▸ REQUIRED WORK
Copy each line of the data below exactly, leaving out pictures.

Figure record extracts
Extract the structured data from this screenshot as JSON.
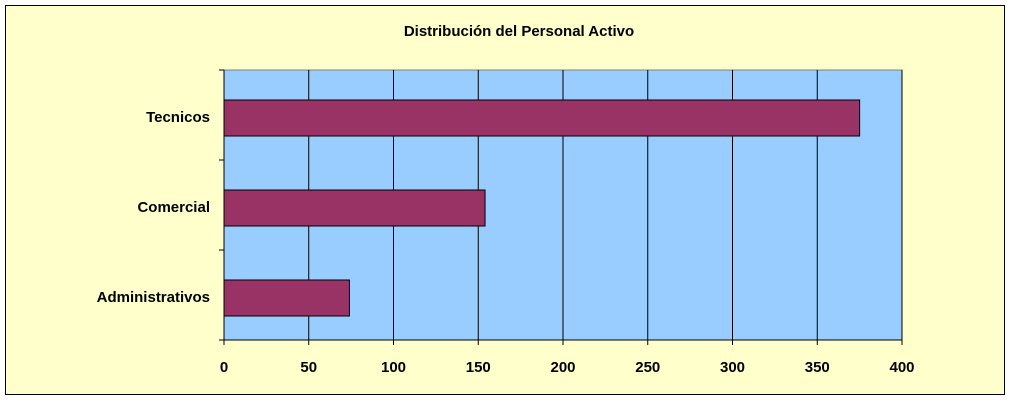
{
  "chart_data": {
    "type": "bar",
    "orientation": "horizontal",
    "title": "Distribución del Personal Activo",
    "categories": [
      "Tecnicos",
      "Comercial",
      "Administrativos"
    ],
    "values": [
      375,
      154,
      74
    ],
    "color": "#993366",
    "xlim": [
      0,
      400
    ],
    "xticks": [
      0,
      50,
      100,
      150,
      200,
      250,
      300,
      350,
      400
    ],
    "grid": true
  }
}
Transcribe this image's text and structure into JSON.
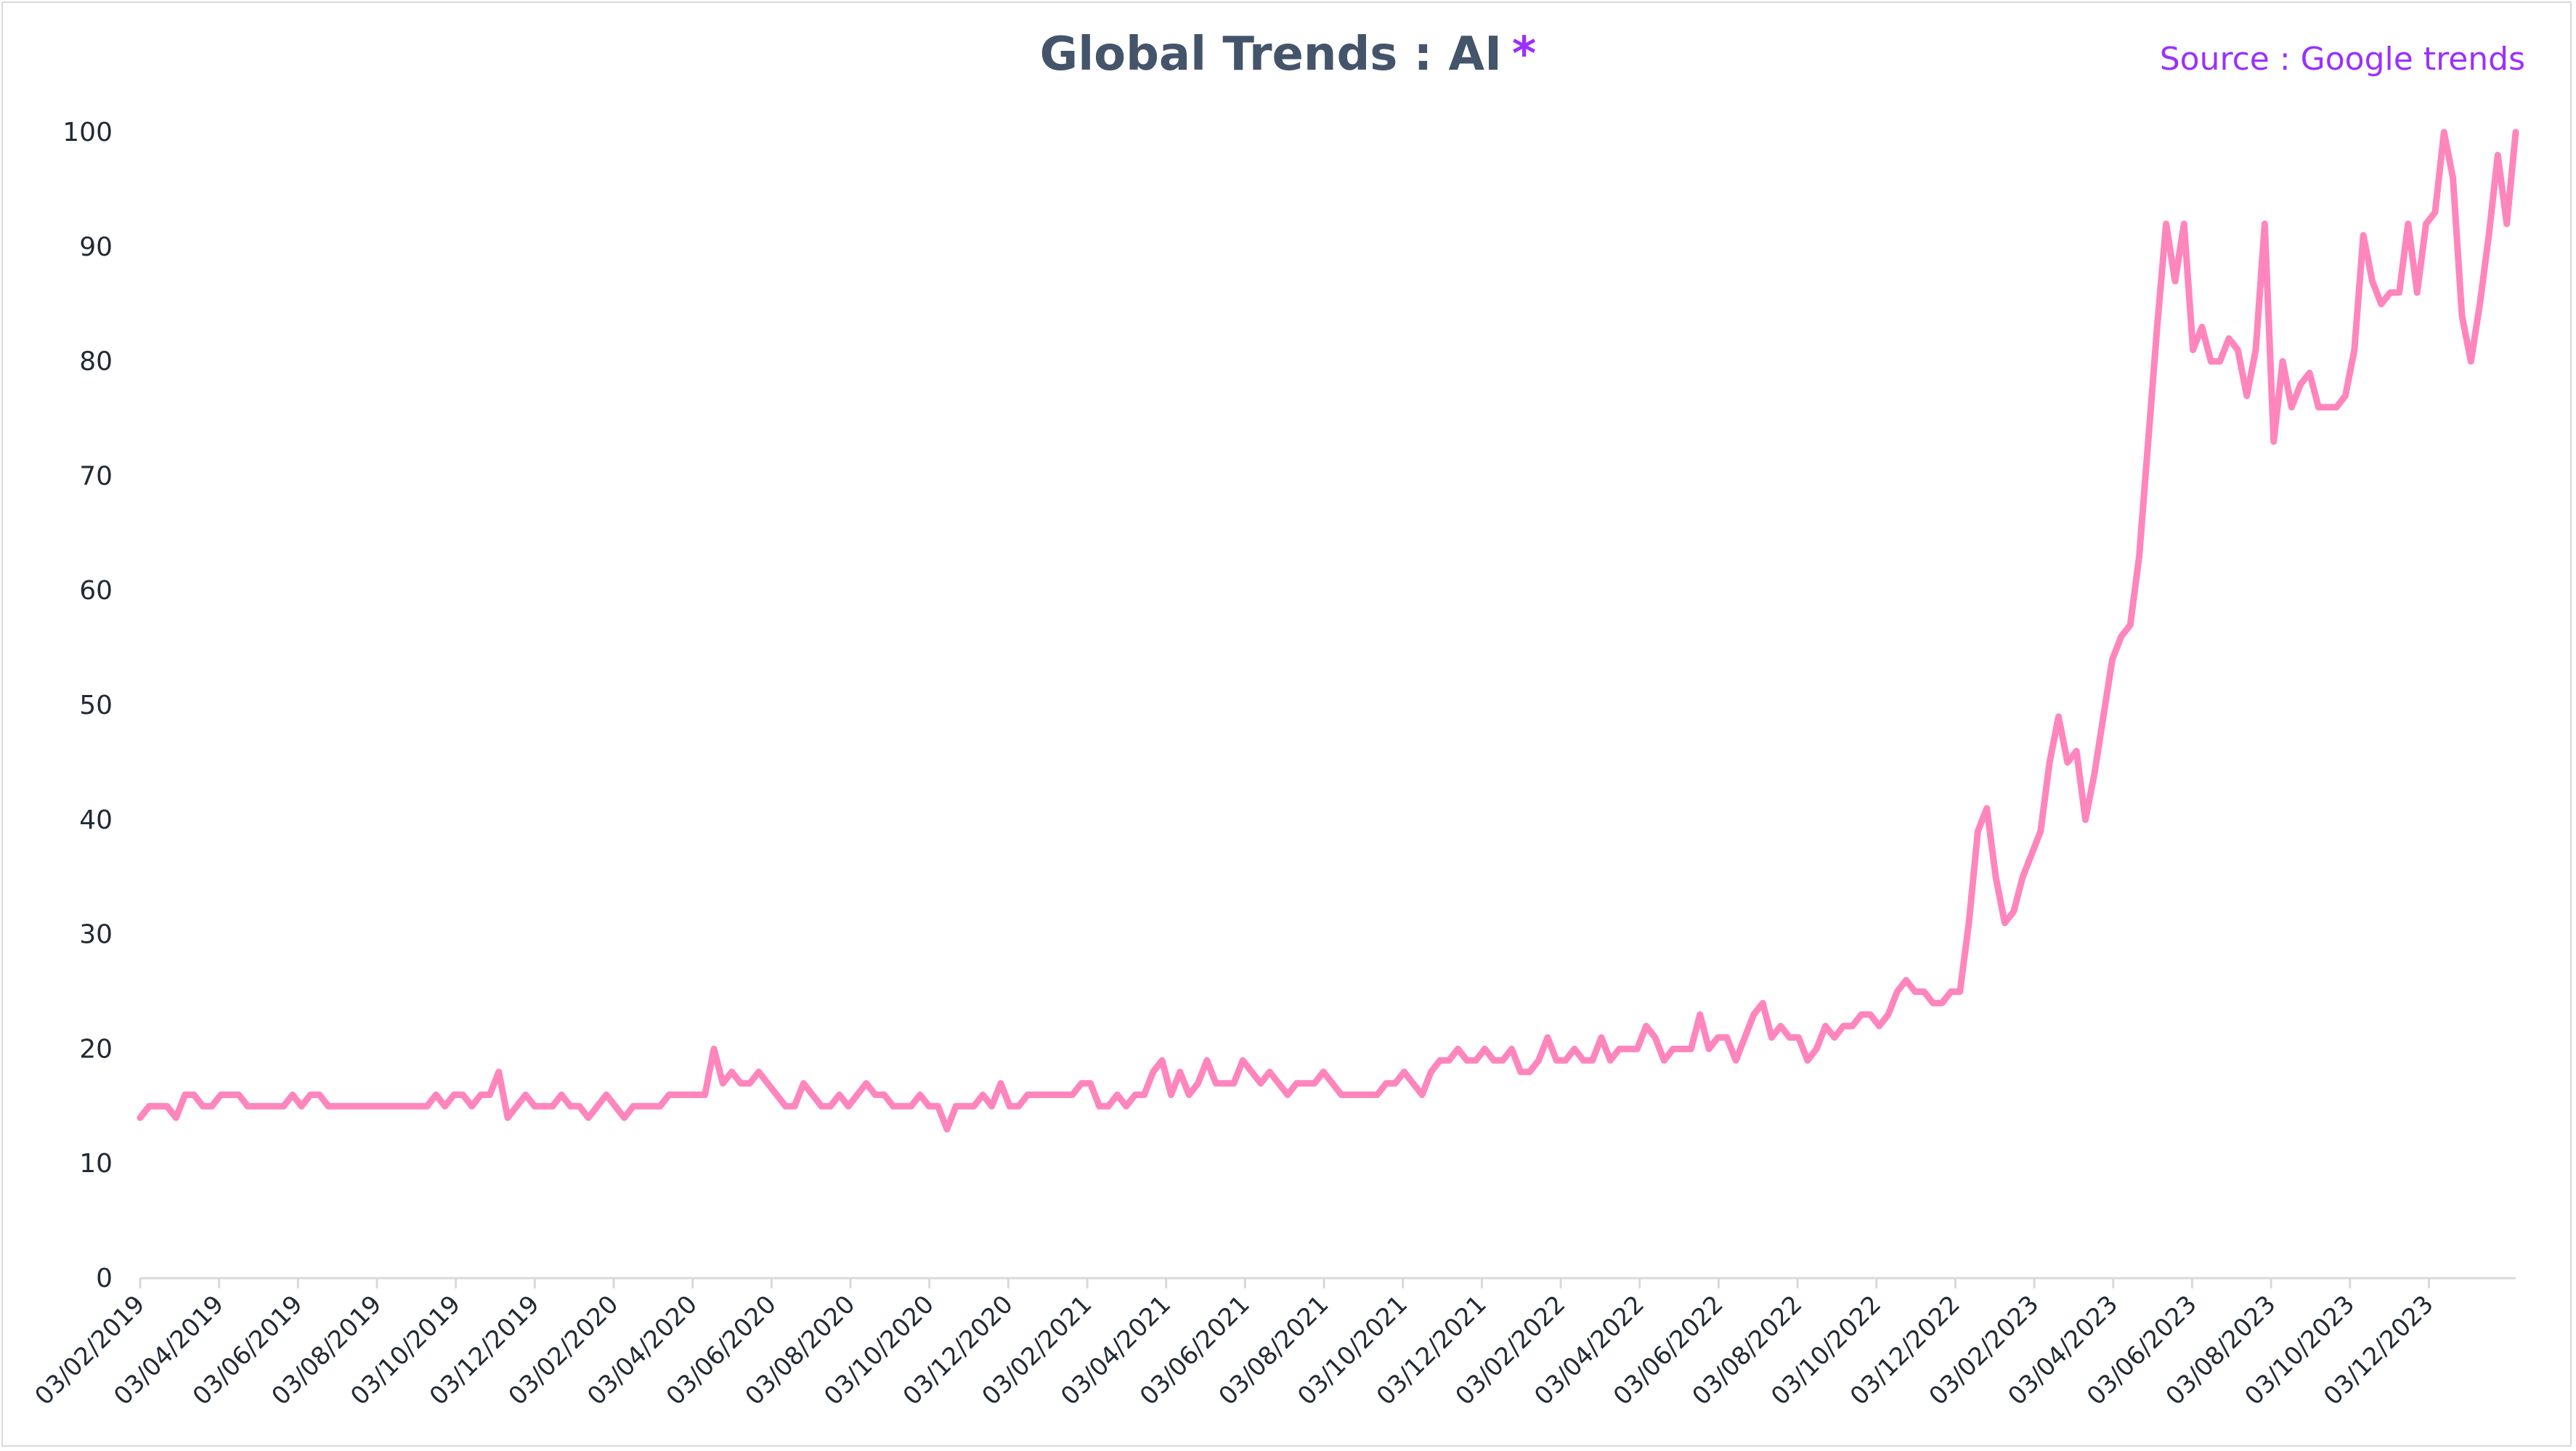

▸ RESULT
Extract the structured data from this screenshot as JSON.
{
  "chart_data": {
    "type": "bar",
    "orientation": "horizontal",
    "title": "Distribución del Personal Activo",
    "categories": [
      "Tecnicos",
      "Comercial",
      "Administrativos"
    ],
    "values": [
      375,
      154,
      74
    ],
    "color": "#993366",
    "xlim": [
      0,
      400
    ],
    "xticks": [
      0,
      50,
      100,
      150,
      200,
      250,
      300,
      350,
      400
    ],
    "grid": true
  }
}
Transcribe this image's text and structure into JSON.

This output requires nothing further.